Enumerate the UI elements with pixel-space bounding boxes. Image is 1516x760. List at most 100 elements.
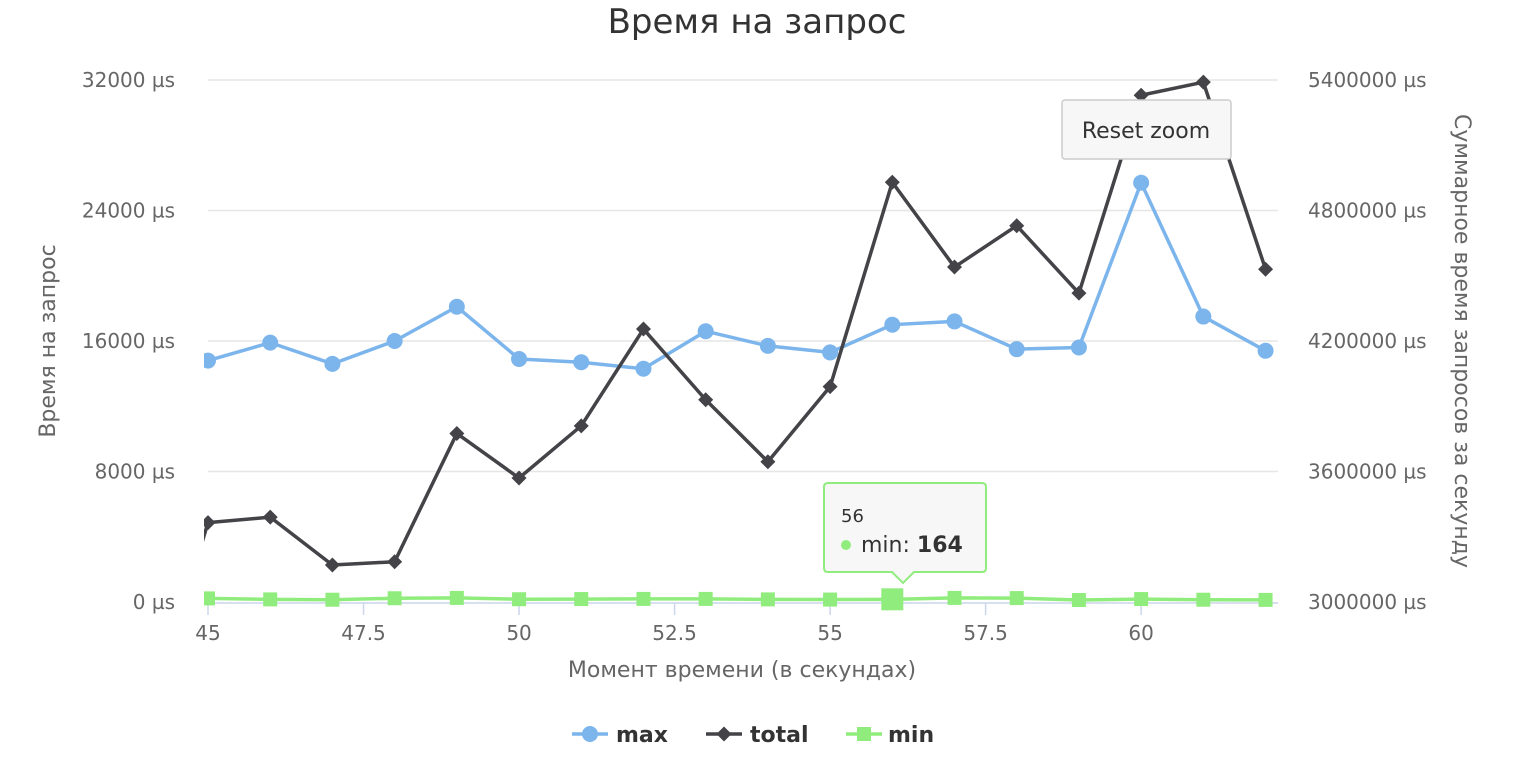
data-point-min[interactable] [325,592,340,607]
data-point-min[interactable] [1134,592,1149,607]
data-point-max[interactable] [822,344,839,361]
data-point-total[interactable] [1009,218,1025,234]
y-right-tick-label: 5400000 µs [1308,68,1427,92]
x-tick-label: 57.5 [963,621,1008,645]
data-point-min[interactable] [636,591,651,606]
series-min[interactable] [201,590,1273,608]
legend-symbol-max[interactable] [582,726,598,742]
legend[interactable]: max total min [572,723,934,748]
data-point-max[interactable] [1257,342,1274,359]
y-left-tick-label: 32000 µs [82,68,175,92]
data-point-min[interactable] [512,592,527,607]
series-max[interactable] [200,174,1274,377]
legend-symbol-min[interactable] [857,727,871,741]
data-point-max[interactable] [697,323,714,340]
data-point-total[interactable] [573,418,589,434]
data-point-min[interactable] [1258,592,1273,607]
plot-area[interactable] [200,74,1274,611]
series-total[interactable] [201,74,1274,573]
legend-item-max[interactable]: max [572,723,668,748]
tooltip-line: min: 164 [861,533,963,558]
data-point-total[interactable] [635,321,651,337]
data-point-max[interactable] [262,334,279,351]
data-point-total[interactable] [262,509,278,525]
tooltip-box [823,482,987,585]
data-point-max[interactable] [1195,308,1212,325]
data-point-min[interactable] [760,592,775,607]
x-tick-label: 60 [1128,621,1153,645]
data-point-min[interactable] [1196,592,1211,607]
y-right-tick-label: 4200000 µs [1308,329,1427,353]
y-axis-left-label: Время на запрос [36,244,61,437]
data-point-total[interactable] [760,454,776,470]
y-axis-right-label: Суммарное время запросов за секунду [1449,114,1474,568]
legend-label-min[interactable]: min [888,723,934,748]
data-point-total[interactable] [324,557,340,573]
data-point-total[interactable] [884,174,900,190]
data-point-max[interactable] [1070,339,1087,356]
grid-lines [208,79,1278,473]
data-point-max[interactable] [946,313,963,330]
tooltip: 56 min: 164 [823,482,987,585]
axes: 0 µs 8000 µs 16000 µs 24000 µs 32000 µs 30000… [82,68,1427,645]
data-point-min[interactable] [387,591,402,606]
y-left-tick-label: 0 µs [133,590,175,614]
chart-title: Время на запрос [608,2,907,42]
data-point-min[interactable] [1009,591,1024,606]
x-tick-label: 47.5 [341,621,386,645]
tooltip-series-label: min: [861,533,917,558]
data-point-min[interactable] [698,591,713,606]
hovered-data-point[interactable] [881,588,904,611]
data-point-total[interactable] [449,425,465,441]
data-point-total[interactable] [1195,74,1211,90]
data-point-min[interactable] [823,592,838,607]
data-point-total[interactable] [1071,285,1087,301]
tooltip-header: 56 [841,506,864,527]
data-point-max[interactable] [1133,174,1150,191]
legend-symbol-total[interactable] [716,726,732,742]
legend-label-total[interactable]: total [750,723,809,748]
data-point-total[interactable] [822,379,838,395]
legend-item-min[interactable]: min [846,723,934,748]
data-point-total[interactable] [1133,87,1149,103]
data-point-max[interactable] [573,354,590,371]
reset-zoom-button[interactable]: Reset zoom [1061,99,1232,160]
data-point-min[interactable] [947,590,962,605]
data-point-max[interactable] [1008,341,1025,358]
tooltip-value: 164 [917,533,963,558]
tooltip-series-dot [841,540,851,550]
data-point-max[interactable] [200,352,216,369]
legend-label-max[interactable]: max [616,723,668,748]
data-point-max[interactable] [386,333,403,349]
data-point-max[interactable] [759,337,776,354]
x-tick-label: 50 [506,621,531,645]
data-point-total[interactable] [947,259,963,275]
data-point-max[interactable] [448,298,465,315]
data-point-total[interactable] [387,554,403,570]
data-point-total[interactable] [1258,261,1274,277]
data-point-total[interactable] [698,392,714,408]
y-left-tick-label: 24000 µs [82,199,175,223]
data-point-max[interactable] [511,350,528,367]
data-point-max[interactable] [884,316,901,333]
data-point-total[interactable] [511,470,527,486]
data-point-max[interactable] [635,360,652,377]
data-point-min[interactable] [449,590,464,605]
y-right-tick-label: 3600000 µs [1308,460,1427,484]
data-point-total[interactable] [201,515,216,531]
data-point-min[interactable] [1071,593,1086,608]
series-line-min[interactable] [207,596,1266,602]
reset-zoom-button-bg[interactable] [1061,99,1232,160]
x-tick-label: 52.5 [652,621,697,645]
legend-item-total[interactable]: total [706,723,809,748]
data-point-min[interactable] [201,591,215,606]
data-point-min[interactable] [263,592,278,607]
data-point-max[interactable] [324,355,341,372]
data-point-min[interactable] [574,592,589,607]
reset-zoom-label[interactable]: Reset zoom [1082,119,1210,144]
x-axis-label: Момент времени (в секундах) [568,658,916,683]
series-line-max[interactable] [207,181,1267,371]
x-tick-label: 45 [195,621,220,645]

* * *

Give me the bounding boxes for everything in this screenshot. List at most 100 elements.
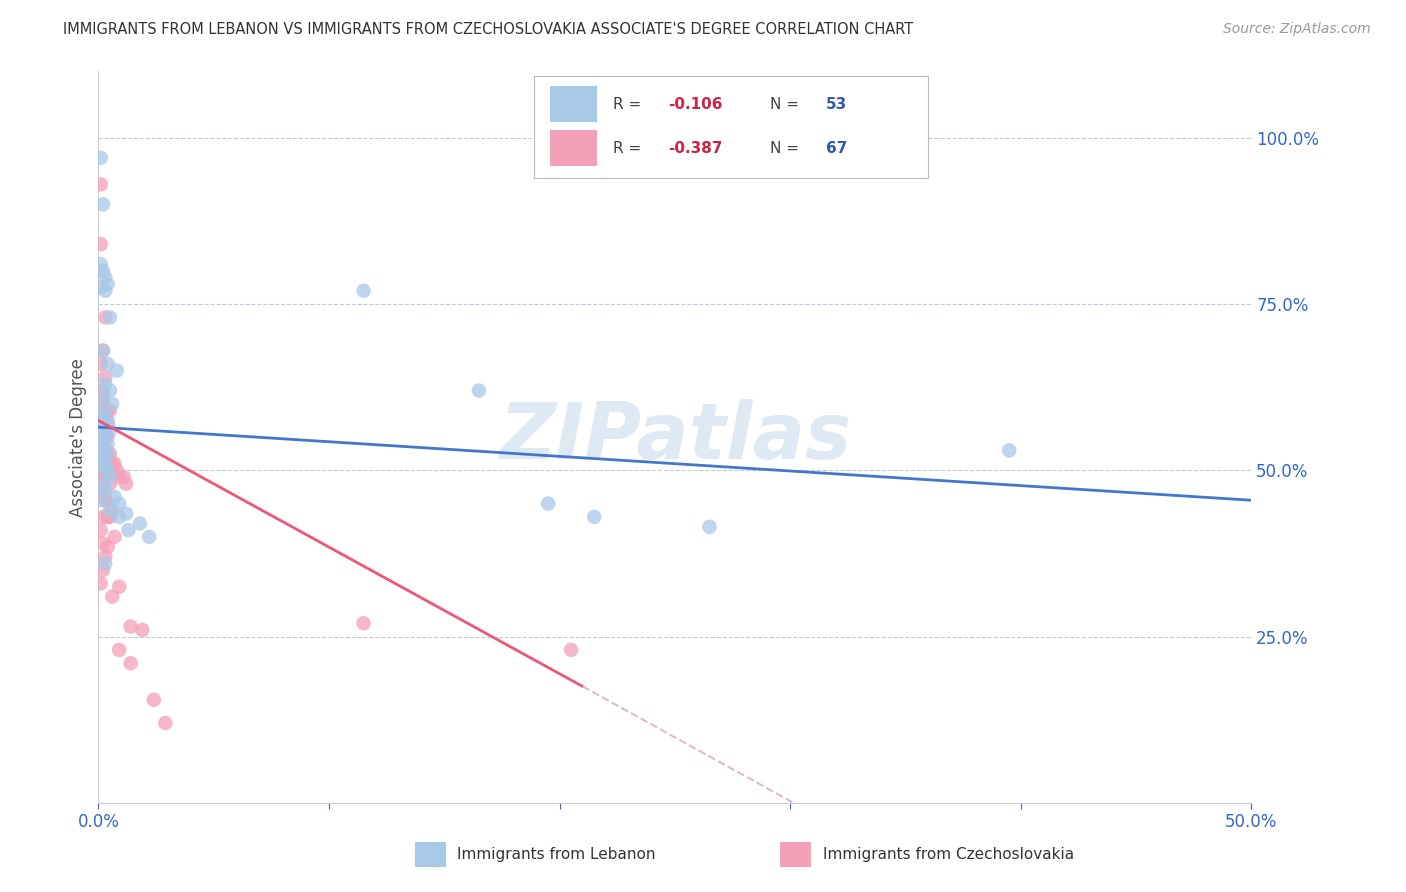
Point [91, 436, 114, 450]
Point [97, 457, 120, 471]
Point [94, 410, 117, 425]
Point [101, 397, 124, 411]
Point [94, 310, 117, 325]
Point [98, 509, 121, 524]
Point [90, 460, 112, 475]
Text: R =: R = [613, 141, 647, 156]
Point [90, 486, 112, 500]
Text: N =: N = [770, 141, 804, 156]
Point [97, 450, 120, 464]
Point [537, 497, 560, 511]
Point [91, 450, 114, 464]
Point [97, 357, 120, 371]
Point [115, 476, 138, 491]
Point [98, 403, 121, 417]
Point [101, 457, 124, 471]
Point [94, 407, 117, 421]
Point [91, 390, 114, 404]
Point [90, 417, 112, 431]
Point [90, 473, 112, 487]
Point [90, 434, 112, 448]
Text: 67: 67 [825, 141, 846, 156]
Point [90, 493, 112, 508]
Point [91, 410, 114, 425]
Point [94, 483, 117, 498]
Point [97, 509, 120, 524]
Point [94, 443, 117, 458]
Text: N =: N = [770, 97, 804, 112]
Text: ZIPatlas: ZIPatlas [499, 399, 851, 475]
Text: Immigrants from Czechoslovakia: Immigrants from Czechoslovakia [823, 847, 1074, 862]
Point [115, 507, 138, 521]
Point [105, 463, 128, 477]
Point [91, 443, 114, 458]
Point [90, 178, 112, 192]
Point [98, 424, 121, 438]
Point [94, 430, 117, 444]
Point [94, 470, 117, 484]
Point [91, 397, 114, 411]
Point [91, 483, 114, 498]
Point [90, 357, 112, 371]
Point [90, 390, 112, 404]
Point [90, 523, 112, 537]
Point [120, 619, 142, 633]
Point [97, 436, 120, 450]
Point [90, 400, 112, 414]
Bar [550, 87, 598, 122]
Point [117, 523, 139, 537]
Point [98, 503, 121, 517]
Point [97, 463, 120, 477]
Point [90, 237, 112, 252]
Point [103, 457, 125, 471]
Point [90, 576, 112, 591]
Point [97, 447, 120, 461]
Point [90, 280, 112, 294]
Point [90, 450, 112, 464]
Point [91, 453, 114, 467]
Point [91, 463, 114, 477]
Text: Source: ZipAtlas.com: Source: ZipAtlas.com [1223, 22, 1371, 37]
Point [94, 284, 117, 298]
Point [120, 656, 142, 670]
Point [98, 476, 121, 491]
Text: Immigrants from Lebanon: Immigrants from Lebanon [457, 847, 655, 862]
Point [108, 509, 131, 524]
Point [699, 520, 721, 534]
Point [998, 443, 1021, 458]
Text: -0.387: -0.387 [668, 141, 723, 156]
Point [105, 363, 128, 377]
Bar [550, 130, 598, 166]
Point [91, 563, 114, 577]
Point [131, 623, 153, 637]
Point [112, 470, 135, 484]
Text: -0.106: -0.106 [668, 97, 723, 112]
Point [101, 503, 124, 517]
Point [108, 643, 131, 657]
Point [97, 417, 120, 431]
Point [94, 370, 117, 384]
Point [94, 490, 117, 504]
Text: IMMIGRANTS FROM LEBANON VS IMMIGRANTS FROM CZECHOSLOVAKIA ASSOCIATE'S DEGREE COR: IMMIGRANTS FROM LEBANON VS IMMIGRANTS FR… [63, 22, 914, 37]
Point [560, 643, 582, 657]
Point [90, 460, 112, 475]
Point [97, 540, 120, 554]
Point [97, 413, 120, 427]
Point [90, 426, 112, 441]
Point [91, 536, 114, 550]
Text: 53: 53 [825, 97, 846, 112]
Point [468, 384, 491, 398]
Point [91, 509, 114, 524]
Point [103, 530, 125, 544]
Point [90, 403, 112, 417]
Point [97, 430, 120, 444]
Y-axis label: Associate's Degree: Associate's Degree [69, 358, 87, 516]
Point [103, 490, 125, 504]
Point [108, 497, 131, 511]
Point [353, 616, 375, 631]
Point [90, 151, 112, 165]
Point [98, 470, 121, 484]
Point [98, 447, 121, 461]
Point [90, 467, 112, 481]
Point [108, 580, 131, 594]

Job - Give the rows from the line with "data-point-min[interactable] [325,592,340,607]" to the line with "data-point-total[interactable] [262,509,278,525]", both included, as a JSON list of strings, one string per line.

Solution for this exercise -
[
  "data-point-min[interactable] [325,592,340,607]",
  "data-point-min[interactable] [1134,592,1149,607]",
  "data-point-max[interactable] [822,344,839,361]",
  "data-point-total[interactable] [1009,218,1025,234]",
  "y-right-tick-label: 5400000 µs [1308,68,1427,92]",
  "x-tick-label: 57.5 [963,621,1008,645]",
  "data-point-min[interactable] [636,591,651,606]",
  "series-min[interactable] [201,590,1273,608]",
  "legend-symbol-max[interactable] [582,726,598,742]",
  "legend[interactable]: max total min [572,723,934,748]",
  "data-point-max[interactable] [1257,342,1274,359]",
  "y-left-tick-label: 32000 µs [82,68,175,92]",
  "data-point-min[interactable] [512,592,527,607]",
  "series-max[interactable] [200,174,1274,377]",
  "legend-symbol-min[interactable] [857,727,871,741]",
  "data-point-max[interactable] [697,323,714,340]",
  "data-point-total[interactable] [573,418,589,434]",
  "data-point-min[interactable] [1258,592,1273,607]",
  "plot-area[interactable] [200,74,1274,611]",
  "series-total[interactable] [201,74,1274,573]",
  "legend-item-max[interactable]: max [572,723,668,748]",
  "tooltip-line: min: 164 [861,533,963,558]",
  "data-point-total[interactable] [635,321,651,337]",
  "data-point-max[interactable] [262,334,279,351]",
  "data-point-total[interactable] [262,509,278,525]"
]